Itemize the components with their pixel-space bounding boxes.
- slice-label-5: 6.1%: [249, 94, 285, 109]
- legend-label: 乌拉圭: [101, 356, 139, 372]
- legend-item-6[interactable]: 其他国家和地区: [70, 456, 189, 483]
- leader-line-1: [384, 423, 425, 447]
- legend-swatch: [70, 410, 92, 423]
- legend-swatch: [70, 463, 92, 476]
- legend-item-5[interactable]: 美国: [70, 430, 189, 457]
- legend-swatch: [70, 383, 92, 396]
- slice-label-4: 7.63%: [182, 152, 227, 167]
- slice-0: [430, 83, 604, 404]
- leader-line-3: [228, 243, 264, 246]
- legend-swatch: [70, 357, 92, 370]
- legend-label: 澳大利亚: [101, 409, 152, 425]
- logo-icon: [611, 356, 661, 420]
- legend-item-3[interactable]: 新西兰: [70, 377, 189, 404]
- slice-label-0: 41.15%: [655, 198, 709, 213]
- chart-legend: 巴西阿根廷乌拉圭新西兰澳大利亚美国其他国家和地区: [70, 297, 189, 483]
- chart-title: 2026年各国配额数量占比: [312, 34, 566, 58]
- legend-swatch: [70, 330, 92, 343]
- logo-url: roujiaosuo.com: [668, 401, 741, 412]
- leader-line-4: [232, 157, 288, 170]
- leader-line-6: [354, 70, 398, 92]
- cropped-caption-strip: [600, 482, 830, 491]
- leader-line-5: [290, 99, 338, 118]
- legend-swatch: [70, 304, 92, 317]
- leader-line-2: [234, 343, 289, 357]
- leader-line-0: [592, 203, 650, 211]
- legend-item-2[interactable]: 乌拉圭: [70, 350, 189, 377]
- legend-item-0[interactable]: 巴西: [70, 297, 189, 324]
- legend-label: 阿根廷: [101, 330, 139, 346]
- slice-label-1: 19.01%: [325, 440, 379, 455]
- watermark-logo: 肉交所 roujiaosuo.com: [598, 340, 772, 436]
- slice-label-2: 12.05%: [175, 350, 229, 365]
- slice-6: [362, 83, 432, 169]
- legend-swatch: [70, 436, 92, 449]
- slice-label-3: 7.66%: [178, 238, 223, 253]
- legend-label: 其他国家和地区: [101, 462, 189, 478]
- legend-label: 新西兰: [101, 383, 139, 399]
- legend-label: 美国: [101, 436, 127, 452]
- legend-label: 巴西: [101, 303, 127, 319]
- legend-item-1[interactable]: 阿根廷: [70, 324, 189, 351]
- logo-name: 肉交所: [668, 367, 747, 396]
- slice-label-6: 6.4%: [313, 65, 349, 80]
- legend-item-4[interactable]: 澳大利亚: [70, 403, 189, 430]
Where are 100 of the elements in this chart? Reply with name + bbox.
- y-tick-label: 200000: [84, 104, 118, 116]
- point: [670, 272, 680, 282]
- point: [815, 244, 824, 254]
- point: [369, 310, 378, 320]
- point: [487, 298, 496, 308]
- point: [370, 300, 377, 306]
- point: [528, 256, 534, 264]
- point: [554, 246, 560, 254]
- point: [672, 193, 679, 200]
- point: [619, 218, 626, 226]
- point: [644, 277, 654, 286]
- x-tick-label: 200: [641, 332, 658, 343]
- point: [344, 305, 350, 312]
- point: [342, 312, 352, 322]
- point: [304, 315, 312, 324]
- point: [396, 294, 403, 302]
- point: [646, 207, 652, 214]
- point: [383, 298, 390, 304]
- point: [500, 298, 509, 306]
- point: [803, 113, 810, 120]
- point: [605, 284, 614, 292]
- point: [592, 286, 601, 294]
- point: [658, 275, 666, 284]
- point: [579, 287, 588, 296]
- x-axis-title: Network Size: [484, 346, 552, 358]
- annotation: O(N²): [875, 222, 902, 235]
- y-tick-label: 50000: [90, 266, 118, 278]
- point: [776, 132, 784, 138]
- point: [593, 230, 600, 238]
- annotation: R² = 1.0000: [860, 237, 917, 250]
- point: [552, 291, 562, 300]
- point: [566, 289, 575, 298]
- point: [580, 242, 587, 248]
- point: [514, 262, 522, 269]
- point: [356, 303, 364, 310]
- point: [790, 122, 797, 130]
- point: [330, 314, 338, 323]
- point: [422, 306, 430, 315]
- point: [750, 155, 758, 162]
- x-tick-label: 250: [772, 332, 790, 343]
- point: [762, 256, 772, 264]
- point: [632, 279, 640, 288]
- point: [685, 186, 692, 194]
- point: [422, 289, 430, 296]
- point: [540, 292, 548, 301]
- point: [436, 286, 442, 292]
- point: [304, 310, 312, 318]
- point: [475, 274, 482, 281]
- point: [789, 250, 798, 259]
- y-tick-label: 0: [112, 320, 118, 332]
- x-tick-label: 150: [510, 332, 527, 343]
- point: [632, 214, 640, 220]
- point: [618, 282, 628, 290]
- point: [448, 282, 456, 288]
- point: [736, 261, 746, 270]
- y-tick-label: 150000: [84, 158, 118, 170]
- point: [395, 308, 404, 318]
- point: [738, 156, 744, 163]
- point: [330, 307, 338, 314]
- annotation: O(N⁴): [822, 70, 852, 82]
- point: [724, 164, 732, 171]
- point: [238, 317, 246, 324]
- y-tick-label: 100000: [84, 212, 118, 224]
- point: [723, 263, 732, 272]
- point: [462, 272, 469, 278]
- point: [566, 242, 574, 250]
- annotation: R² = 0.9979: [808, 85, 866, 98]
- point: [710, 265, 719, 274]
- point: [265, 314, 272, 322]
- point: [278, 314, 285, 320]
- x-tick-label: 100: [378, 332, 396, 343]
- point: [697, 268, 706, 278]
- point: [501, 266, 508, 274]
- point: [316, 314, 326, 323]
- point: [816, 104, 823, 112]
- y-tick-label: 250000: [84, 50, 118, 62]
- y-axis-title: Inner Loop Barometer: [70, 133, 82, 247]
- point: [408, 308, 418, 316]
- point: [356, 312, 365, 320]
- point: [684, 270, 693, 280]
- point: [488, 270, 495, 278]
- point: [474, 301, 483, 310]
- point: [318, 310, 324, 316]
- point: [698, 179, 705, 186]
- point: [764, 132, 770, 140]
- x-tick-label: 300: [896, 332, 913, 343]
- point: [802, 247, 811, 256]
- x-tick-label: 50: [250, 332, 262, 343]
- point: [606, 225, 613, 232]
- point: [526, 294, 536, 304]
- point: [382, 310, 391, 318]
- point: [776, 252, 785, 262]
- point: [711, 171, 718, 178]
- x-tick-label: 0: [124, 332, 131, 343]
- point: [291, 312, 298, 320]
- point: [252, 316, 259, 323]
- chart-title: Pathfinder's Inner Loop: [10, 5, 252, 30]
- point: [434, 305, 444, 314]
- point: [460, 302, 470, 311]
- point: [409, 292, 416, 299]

**Problem details:** Copy every line of the items above, unchanged and in the same order.

**Result of this task:**
Itemize the components with their pixel-space bounding boxes.
- slice-label-5: 6.1%: [249, 94, 285, 109]
- legend-label: 乌拉圭: [101, 356, 139, 372]
- legend-item-6[interactable]: 其他国家和地区: [70, 456, 189, 483]
- leader-line-1: [384, 423, 425, 447]
- legend-swatch: [70, 410, 92, 423]
- legend-swatch: [70, 463, 92, 476]
- legend-item-5[interactable]: 美国: [70, 430, 189, 457]
- legend-swatch: [70, 383, 92, 396]
- slice-label-4: 7.63%: [182, 152, 227, 167]
- slice-0: [430, 83, 604, 404]
- leader-line-3: [228, 243, 264, 246]
- legend-swatch: [70, 357, 92, 370]
- legend-label: 澳大利亚: [101, 409, 152, 425]
- logo-icon: [611, 356, 661, 420]
- legend-item-3[interactable]: 新西兰: [70, 377, 189, 404]
- slice-label-0: 41.15%: [655, 198, 709, 213]
- chart-legend: 巴西阿根廷乌拉圭新西兰澳大利亚美国其他国家和地区: [70, 297, 189, 483]
- chart-title: 2026年各国配额数量占比: [312, 34, 566, 58]
- legend-swatch: [70, 330, 92, 343]
- logo-url: roujiaosuo.com: [668, 401, 741, 412]
- leader-line-4: [232, 157, 288, 170]
- leader-line-6: [354, 70, 398, 92]
- cropped-caption-strip: [600, 482, 830, 491]
- leader-line-5: [290, 99, 338, 118]
- legend-swatch: [70, 304, 92, 317]
- leader-line-2: [234, 343, 289, 357]
- leader-line-0: [592, 203, 650, 211]
- legend-item-2[interactable]: 乌拉圭: [70, 350, 189, 377]
- legend-item-0[interactable]: 巴西: [70, 297, 189, 324]
- legend-label: 阿根廷: [101, 330, 139, 346]
- slice-label-1: 19.01%: [325, 440, 379, 455]
- watermark-logo: 肉交所 roujiaosuo.com: [598, 340, 772, 436]
- slice-label-2: 12.05%: [175, 350, 229, 365]
- slice-6: [362, 83, 432, 169]
- legend-swatch: [70, 436, 92, 449]
- slice-label-3: 7.66%: [178, 238, 223, 253]
- legend-label: 其他国家和地区: [101, 462, 189, 478]
- legend-label: 新西兰: [101, 383, 139, 399]
- legend-label: 美国: [101, 436, 127, 452]
- legend-label: 巴西: [101, 303, 127, 319]
- legend-item-1[interactable]: 阿根廷: [70, 324, 189, 351]
- logo-name: 肉交所: [668, 367, 747, 396]
- slice-label-6: 6.4%: [313, 65, 349, 80]
- legend-item-4[interactable]: 澳大利亚: [70, 403, 189, 430]
Where are 100 of the elements in this chart? Reply with name + bbox.
- y-tick-label: 200000: [84, 104, 118, 116]
- point: [670, 272, 680, 282]
- point: [815, 244, 824, 254]
- point: [369, 310, 378, 320]
- point: [487, 298, 496, 308]
- point: [370, 300, 377, 306]
- point: [528, 256, 534, 264]
- point: [554, 246, 560, 254]
- point: [672, 193, 679, 200]
- point: [619, 218, 626, 226]
- point: [644, 277, 654, 286]
- x-tick-label: 200: [641, 332, 658, 343]
- point: [344, 305, 350, 312]
- point: [342, 312, 352, 322]
- point: [304, 315, 312, 324]
- point: [396, 294, 403, 302]
- point: [646, 207, 652, 214]
- point: [383, 298, 390, 304]
- point: [500, 298, 509, 306]
- point: [803, 113, 810, 120]
- point: [605, 284, 614, 292]
- point: [592, 286, 601, 294]
- point: [658, 275, 666, 284]
- point: [579, 287, 588, 296]
- x-axis-title: Network Size: [484, 346, 552, 358]
- annotation: O(N²): [875, 222, 902, 235]
- y-tick-label: 50000: [90, 266, 118, 278]
- point: [776, 132, 784, 138]
- point: [593, 230, 600, 238]
- annotation: R² = 1.0000: [860, 237, 917, 250]
- point: [552, 291, 562, 300]
- point: [566, 289, 575, 298]
- point: [580, 242, 587, 248]
- point: [514, 262, 522, 269]
- point: [356, 303, 364, 310]
- point: [790, 122, 797, 130]
- point: [330, 314, 338, 323]
- point: [422, 306, 430, 315]
- point: [750, 155, 758, 162]
- x-tick-label: 250: [772, 332, 790, 343]
- point: [762, 256, 772, 264]
- point: [632, 279, 640, 288]
- point: [685, 186, 692, 194]
- point: [422, 289, 430, 296]
- point: [540, 292, 548, 301]
- point: [436, 286, 442, 292]
- point: [304, 310, 312, 318]
- point: [475, 274, 482, 281]
- point: [789, 250, 798, 259]
- y-tick-label: 0: [112, 320, 118, 332]
- x-tick-label: 150: [510, 332, 527, 343]
- point: [632, 214, 640, 220]
- point: [618, 282, 628, 290]
- point: [448, 282, 456, 288]
- point: [736, 261, 746, 270]
- y-tick-label: 150000: [84, 158, 118, 170]
- point: [395, 308, 404, 318]
- point: [738, 156, 744, 163]
- point: [330, 307, 338, 314]
- annotation: O(N⁴): [822, 70, 852, 82]
- point: [724, 164, 732, 171]
- point: [238, 317, 246, 324]
- y-tick-label: 100000: [84, 212, 118, 224]
- point: [723, 263, 732, 272]
- point: [462, 272, 469, 278]
- point: [566, 242, 574, 250]
- annotation: R² = 0.9979: [808, 85, 866, 98]
- point: [710, 265, 719, 274]
- point: [265, 314, 272, 322]
- point: [278, 314, 285, 320]
- x-tick-label: 100: [378, 332, 396, 343]
- point: [697, 268, 706, 278]
- point: [501, 266, 508, 274]
- point: [316, 314, 326, 323]
- point: [816, 104, 823, 112]
- y-tick-label: 250000: [84, 50, 118, 62]
- y-axis-title: Inner Loop Barometer: [70, 133, 82, 247]
- point: [408, 308, 418, 316]
- point: [356, 312, 365, 320]
- point: [684, 270, 693, 280]
- point: [488, 270, 495, 278]
- point: [474, 301, 483, 310]
- point: [318, 310, 324, 316]
- point: [698, 179, 705, 186]
- point: [764, 132, 770, 140]
- x-tick-label: 300: [896, 332, 913, 343]
- point: [802, 247, 811, 256]
- x-tick-label: 50: [250, 332, 262, 343]
- point: [606, 225, 613, 232]
- point: [526, 294, 536, 304]
- point: [382, 310, 391, 318]
- point: [776, 252, 785, 262]
- point: [711, 171, 718, 178]
- x-tick-label: 0: [124, 332, 131, 343]
- point: [291, 312, 298, 320]
- point: [252, 316, 259, 323]
- chart-title: Pathfinder's Inner Loop: [10, 5, 252, 30]
- point: [434, 305, 444, 314]
- point: [460, 302, 470, 311]
- point: [409, 292, 416, 299]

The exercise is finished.